## WHAT YOU SHOULD DO
Retype each line of the material exactly, please, skipping any picture in it.

## DATA SECTION
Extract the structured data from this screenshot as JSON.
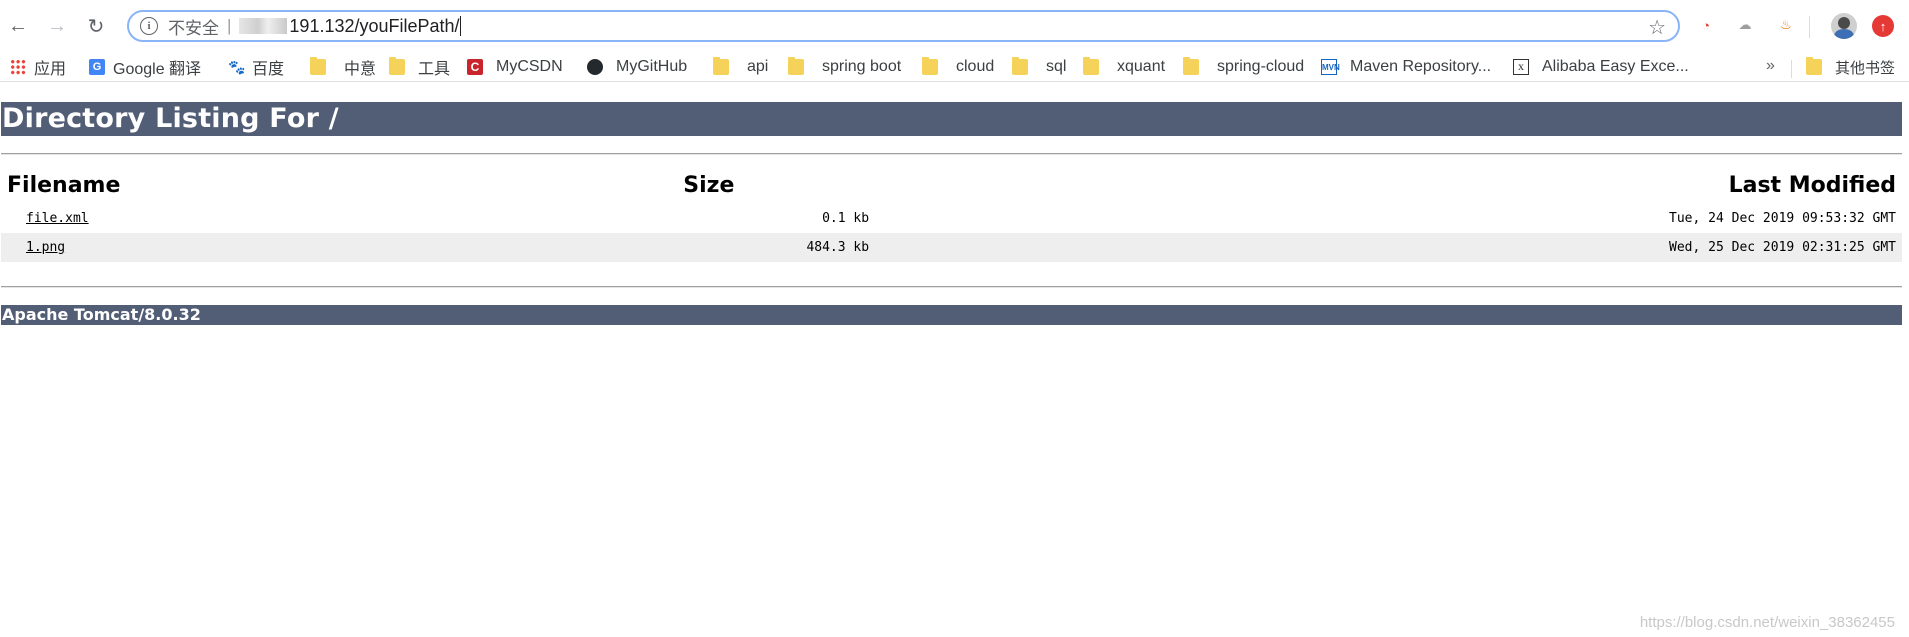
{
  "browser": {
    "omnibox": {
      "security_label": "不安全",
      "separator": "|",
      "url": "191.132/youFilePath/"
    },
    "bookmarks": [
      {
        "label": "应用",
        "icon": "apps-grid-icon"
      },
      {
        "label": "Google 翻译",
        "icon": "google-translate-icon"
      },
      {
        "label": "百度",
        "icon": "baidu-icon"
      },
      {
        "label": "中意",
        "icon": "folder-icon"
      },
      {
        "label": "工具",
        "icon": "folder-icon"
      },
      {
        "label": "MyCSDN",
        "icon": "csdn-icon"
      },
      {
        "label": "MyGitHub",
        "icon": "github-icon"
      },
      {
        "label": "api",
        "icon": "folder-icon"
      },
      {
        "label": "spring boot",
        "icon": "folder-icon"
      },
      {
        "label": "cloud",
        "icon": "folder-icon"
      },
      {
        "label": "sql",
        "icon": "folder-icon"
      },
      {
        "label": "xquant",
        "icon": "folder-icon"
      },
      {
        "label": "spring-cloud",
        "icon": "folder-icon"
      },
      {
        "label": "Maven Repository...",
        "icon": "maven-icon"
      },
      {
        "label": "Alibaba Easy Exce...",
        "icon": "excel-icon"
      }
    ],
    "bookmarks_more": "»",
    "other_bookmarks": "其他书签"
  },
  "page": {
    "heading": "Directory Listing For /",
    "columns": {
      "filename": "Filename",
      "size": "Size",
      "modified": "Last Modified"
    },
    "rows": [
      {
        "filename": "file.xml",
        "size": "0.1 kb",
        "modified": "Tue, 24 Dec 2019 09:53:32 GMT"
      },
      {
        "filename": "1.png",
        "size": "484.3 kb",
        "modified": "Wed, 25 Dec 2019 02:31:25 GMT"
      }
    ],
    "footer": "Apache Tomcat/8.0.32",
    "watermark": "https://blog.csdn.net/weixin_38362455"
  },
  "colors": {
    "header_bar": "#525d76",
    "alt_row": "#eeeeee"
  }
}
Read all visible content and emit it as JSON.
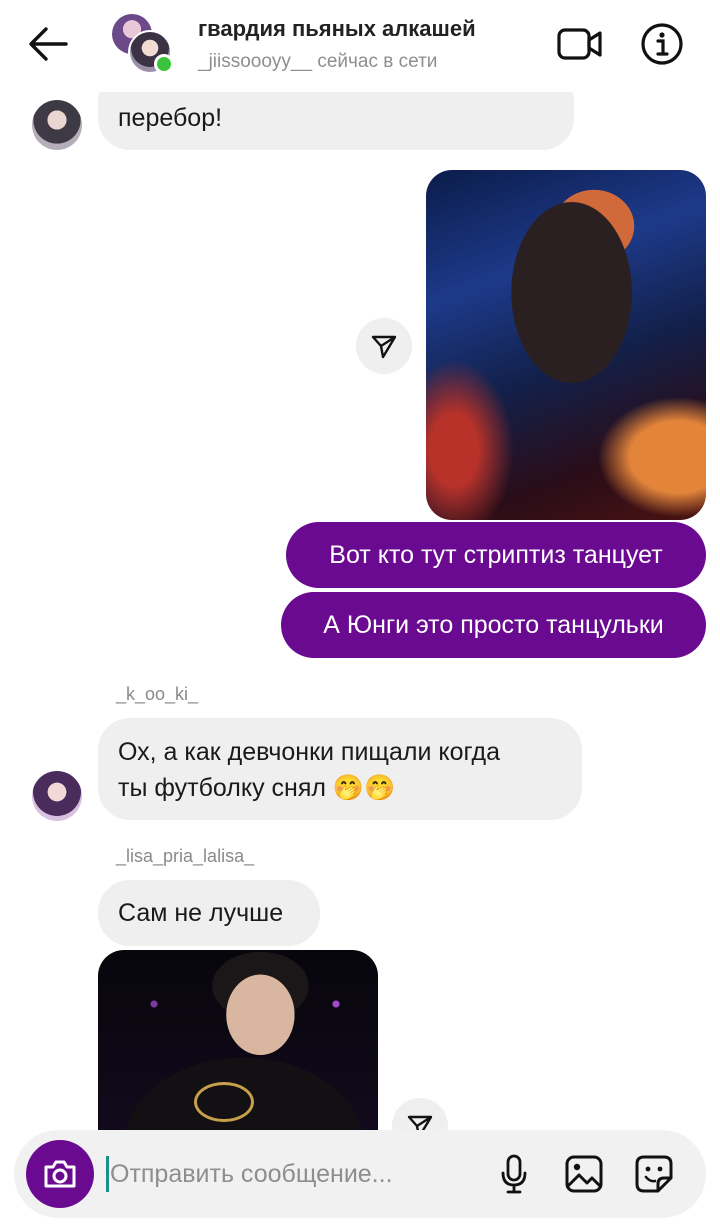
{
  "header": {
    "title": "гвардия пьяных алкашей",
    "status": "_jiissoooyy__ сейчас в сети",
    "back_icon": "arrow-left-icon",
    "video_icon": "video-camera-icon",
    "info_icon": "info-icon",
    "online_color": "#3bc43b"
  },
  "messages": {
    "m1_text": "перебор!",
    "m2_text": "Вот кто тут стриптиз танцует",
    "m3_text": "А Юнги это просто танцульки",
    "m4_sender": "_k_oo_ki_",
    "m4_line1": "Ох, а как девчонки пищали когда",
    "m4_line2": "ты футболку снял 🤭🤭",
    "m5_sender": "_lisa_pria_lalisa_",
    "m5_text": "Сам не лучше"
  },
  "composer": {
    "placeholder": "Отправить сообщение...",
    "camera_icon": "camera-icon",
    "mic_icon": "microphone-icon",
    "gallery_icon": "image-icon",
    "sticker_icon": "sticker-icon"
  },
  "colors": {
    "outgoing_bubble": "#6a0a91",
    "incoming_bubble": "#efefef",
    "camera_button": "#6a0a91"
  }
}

## THE REPLY
Extract the structured data from this screenshot as JSON.
{
  "browser": {
    "omnibox": {
      "security_label": "不安全",
      "separator": "|",
      "url": "191.132/youFilePath/"
    },
    "bookmarks": [
      {
        "label": "应用",
        "icon": "apps-grid-icon"
      },
      {
        "label": "Google 翻译",
        "icon": "google-translate-icon"
      },
      {
        "label": "百度",
        "icon": "baidu-icon"
      },
      {
        "label": "中意",
        "icon": "folder-icon"
      },
      {
        "label": "工具",
        "icon": "folder-icon"
      },
      {
        "label": "MyCSDN",
        "icon": "csdn-icon"
      },
      {
        "label": "MyGitHub",
        "icon": "github-icon"
      },
      {
        "label": "api",
        "icon": "folder-icon"
      },
      {
        "label": "spring boot",
        "icon": "folder-icon"
      },
      {
        "label": "cloud",
        "icon": "folder-icon"
      },
      {
        "label": "sql",
        "icon": "folder-icon"
      },
      {
        "label": "xquant",
        "icon": "folder-icon"
      },
      {
        "label": "spring-cloud",
        "icon": "folder-icon"
      },
      {
        "label": "Maven Repository...",
        "icon": "maven-icon"
      },
      {
        "label": "Alibaba Easy Exce...",
        "icon": "excel-icon"
      }
    ],
    "bookmarks_more": "»",
    "other_bookmarks": "其他书签"
  },
  "page": {
    "heading": "Directory Listing For /",
    "columns": {
      "filename": "Filename",
      "size": "Size",
      "modified": "Last Modified"
    },
    "rows": [
      {
        "filename": "file.xml",
        "size": "0.1 kb",
        "modified": "Tue, 24 Dec 2019 09:53:32 GMT"
      },
      {
        "filename": "1.png",
        "size": "484.3 kb",
        "modified": "Wed, 25 Dec 2019 02:31:25 GMT"
      }
    ],
    "footer": "Apache Tomcat/8.0.32",
    "watermark": "https://blog.csdn.net/weixin_38362455"
  },
  "colors": {
    "header_bar": "#525d76",
    "alt_row": "#eeeeee"
  }
}
Read all visible content and emit it as JSON.
{
  "header": {
    "title": "гвардия пьяных алкашей",
    "status": "_jiissoooyy__ сейчас в сети",
    "back_icon": "arrow-left-icon",
    "video_icon": "video-camera-icon",
    "info_icon": "info-icon",
    "online_color": "#3bc43b"
  },
  "messages": {
    "m1_text": "перебор!",
    "m2_text": "Вот кто тут стриптиз танцует",
    "m3_text": "А Юнги это просто танцульки",
    "m4_sender": "_k_oo_ki_",
    "m4_line1": "Ох, а как девчонки пищали когда",
    "m4_line2": "ты футболку снял 🤭🤭",
    "m5_sender": "_lisa_pria_lalisa_",
    "m5_text": "Сам не лучше"
  },
  "composer": {
    "placeholder": "Отправить сообщение...",
    "camera_icon": "camera-icon",
    "mic_icon": "microphone-icon",
    "gallery_icon": "image-icon",
    "sticker_icon": "sticker-icon"
  },
  "colors": {
    "outgoing_bubble": "#6a0a91",
    "incoming_bubble": "#efefef",
    "camera_button": "#6a0a91"
  }
}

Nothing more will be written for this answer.